What is expected =
Retype each entry below exactly as it stands.

[start]

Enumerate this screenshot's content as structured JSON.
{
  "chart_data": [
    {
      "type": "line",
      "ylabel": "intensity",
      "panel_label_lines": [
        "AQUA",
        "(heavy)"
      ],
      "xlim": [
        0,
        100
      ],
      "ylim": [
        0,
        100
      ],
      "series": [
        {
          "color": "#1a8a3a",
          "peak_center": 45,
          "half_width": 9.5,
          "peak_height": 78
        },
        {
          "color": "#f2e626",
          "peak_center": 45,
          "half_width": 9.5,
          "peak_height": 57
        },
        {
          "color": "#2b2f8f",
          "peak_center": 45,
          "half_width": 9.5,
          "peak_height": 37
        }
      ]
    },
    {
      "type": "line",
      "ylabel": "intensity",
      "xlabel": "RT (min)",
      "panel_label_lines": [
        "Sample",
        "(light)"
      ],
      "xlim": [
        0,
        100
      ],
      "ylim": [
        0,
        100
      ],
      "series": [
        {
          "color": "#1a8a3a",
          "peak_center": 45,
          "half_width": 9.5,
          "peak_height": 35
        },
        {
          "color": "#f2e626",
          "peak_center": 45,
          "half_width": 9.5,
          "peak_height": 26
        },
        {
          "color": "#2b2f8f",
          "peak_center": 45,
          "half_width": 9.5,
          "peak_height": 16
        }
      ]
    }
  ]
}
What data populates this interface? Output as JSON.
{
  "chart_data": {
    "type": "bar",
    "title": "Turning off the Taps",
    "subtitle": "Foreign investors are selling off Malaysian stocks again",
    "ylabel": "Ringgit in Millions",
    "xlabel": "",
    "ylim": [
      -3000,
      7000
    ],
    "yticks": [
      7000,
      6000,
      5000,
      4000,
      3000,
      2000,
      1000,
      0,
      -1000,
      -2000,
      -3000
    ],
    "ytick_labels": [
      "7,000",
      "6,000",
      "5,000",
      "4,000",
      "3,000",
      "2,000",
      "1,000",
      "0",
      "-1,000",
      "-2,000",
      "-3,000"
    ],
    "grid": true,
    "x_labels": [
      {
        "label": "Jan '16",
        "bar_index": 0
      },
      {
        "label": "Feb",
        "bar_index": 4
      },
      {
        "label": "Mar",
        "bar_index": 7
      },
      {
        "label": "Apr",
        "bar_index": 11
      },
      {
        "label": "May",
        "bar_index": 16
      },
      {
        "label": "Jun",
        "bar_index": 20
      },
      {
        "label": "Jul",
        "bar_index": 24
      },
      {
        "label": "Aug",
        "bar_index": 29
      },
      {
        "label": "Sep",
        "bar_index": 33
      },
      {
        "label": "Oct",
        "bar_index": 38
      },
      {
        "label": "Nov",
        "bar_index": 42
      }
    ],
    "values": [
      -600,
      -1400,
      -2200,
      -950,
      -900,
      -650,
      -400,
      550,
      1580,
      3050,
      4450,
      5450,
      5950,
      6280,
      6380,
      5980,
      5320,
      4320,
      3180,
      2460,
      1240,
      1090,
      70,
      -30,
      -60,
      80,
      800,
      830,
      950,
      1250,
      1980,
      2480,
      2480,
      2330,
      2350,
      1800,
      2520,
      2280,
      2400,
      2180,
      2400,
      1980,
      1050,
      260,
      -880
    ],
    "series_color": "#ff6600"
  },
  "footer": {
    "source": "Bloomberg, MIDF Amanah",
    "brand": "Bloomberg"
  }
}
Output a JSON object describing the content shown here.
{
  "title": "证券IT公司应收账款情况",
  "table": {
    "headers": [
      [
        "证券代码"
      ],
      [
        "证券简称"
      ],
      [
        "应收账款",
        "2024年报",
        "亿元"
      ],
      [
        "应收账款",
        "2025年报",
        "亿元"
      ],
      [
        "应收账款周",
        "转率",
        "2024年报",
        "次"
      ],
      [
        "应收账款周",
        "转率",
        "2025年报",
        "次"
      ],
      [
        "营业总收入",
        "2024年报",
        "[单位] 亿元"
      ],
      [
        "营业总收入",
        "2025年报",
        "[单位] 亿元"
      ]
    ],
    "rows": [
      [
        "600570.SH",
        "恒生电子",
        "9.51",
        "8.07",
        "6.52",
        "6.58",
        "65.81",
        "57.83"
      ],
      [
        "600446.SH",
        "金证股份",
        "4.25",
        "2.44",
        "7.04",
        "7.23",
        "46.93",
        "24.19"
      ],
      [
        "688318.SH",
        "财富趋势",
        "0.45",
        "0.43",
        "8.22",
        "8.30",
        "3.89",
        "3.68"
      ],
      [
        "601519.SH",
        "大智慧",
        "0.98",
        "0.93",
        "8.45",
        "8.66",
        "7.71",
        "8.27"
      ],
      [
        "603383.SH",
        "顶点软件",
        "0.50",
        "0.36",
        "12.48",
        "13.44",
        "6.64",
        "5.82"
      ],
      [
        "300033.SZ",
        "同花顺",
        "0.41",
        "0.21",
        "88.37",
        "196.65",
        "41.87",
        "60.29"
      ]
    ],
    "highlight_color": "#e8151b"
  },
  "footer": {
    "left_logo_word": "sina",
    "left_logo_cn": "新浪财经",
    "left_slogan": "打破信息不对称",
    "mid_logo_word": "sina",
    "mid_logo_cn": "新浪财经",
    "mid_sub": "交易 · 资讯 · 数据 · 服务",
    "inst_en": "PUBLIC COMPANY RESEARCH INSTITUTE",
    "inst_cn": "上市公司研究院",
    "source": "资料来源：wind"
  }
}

[end]

Result for this exercise =
Enumerate this screenshot's content as structured JSON.
{
  "chart_data": [
    {
      "type": "line",
      "ylabel": "intensity",
      "panel_label_lines": [
        "AQUA",
        "(heavy)"
      ],
      "xlim": [
        0,
        100
      ],
      "ylim": [
        0,
        100
      ],
      "series": [
        {
          "color": "#1a8a3a",
          "peak_center": 45,
          "half_width": 9.5,
          "peak_height": 78
        },
        {
          "color": "#f2e626",
          "peak_center": 45,
          "half_width": 9.5,
          "peak_height": 57
        },
        {
          "color": "#2b2f8f",
          "peak_center": 45,
          "half_width": 9.5,
          "peak_height": 37
        }
      ]
    },
    {
      "type": "line",
      "ylabel": "intensity",
      "xlabel": "RT (min)",
      "panel_label_lines": [
        "Sample",
        "(light)"
      ],
      "xlim": [
        0,
        100
      ],
      "ylim": [
        0,
        100
      ],
      "series": [
        {
          "color": "#1a8a3a",
          "peak_center": 45,
          "half_width": 9.5,
          "peak_height": 35
        },
        {
          "color": "#f2e626",
          "peak_center": 45,
          "half_width": 9.5,
          "peak_height": 26
        },
        {
          "color": "#2b2f8f",
          "peak_center": 45,
          "half_width": 9.5,
          "peak_height": 16
        }
      ]
    }
  ]
}
What data populates this interface? Output as JSON.
{
  "chart_data": {
    "type": "bar",
    "title": "Turning off the Taps",
    "subtitle": "Foreign investors are selling off Malaysian stocks again",
    "ylabel": "Ringgit in Millions",
    "xlabel": "",
    "ylim": [
      -3000,
      7000
    ],
    "yticks": [
      7000,
      6000,
      5000,
      4000,
      3000,
      2000,
      1000,
      0,
      -1000,
      -2000,
      -3000
    ],
    "ytick_labels": [
      "7,000",
      "6,000",
      "5,000",
      "4,000",
      "3,000",
      "2,000",
      "1,000",
      "0",
      "-1,000",
      "-2,000",
      "-3,000"
    ],
    "grid": true,
    "x_labels": [
      {
        "label": "Jan '16",
        "bar_index": 0
      },
      {
        "label": "Feb",
        "bar_index": 4
      },
      {
        "label": "Mar",
        "bar_index": 7
      },
      {
        "label": "Apr",
        "bar_index": 11
      },
      {
        "label": "May",
        "bar_index": 16
      },
      {
        "label": "Jun",
        "bar_index": 20
      },
      {
        "label": "Jul",
        "bar_index": 24
      },
      {
        "label": "Aug",
        "bar_index": 29
      },
      {
        "label": "Sep",
        "bar_index": 33
      },
      {
        "label": "Oct",
        "bar_index": 38
      },
      {
        "label": "Nov",
        "bar_index": 42
      }
    ],
    "values": [
      -600,
      -1400,
      -2200,
      -950,
      -900,
      -650,
      -400,
      550,
      1580,
      3050,
      4450,
      5450,
      5950,
      6280,
      6380,
      5980,
      5320,
      4320,
      3180,
      2460,
      1240,
      1090,
      70,
      -30,
      -60,
      80,
      800,
      830,
      950,
      1250,
      1980,
      2480,
      2480,
      2330,
      2350,
      1800,
      2520,
      2280,
      2400,
      2180,
      2400,
      1980,
      1050,
      260,
      -880
    ],
    "series_color": "#ff6600"
  },
  "footer": {
    "source": "Bloomberg, MIDF Amanah",
    "brand": "Bloomberg"
  }
}
Output a JSON object describing the content shown here.
{
  "title": "证券IT公司应收账款情况",
  "table": {
    "headers": [
      [
        "证券代码"
      ],
      [
        "证券简称"
      ],
      [
        "应收账款",
        "2024年报",
        "亿元"
      ],
      [
        "应收账款",
        "2025年报",
        "亿元"
      ],
      [
        "应收账款周",
        "转率",
        "2024年报",
        "次"
      ],
      [
        "应收账款周",
        "转率",
        "2025年报",
        "次"
      ],
      [
        "营业总收入",
        "2024年报",
        "[单位] 亿元"
      ],
      [
        "营业总收入",
        "2025年报",
        "[单位] 亿元"
      ]
    ],
    "rows": [
      [
        "600570.SH",
        "恒生电子",
        "9.51",
        "8.07",
        "6.52",
        "6.58",
        "65.81",
        "57.83"
      ],
      [
        "600446.SH",
        "金证股份",
        "4.25",
        "2.44",
        "7.04",
        "7.23",
        "46.93",
        "24.19"
      ],
      [
        "688318.SH",
        "财富趋势",
        "0.45",
        "0.43",
        "8.22",
        "8.30",
        "3.89",
        "3.68"
      ],
      [
        "601519.SH",
        "大智慧",
        "0.98",
        "0.93",
        "8.45",
        "8.66",
        "7.71",
        "8.27"
      ],
      [
        "603383.SH",
        "顶点软件",
        "0.50",
        "0.36",
        "12.48",
        "13.44",
        "6.64",
        "5.82"
      ],
      [
        "300033.SZ",
        "同花顺",
        "0.41",
        "0.21",
        "88.37",
        "196.65",
        "41.87",
        "60.29"
      ]
    ],
    "highlight_color": "#e8151b"
  },
  "footer": {
    "left_logo_word": "sina",
    "left_logo_cn": "新浪财经",
    "left_slogan": "打破信息不对称",
    "mid_logo_word": "sina",
    "mid_logo_cn": "新浪财经",
    "mid_sub": "交易 · 资讯 · 数据 · 服务",
    "inst_en": "PUBLIC COMPANY RESEARCH INSTITUTE",
    "inst_cn": "上市公司研究院",
    "source": "资料来源：wind"
  }
}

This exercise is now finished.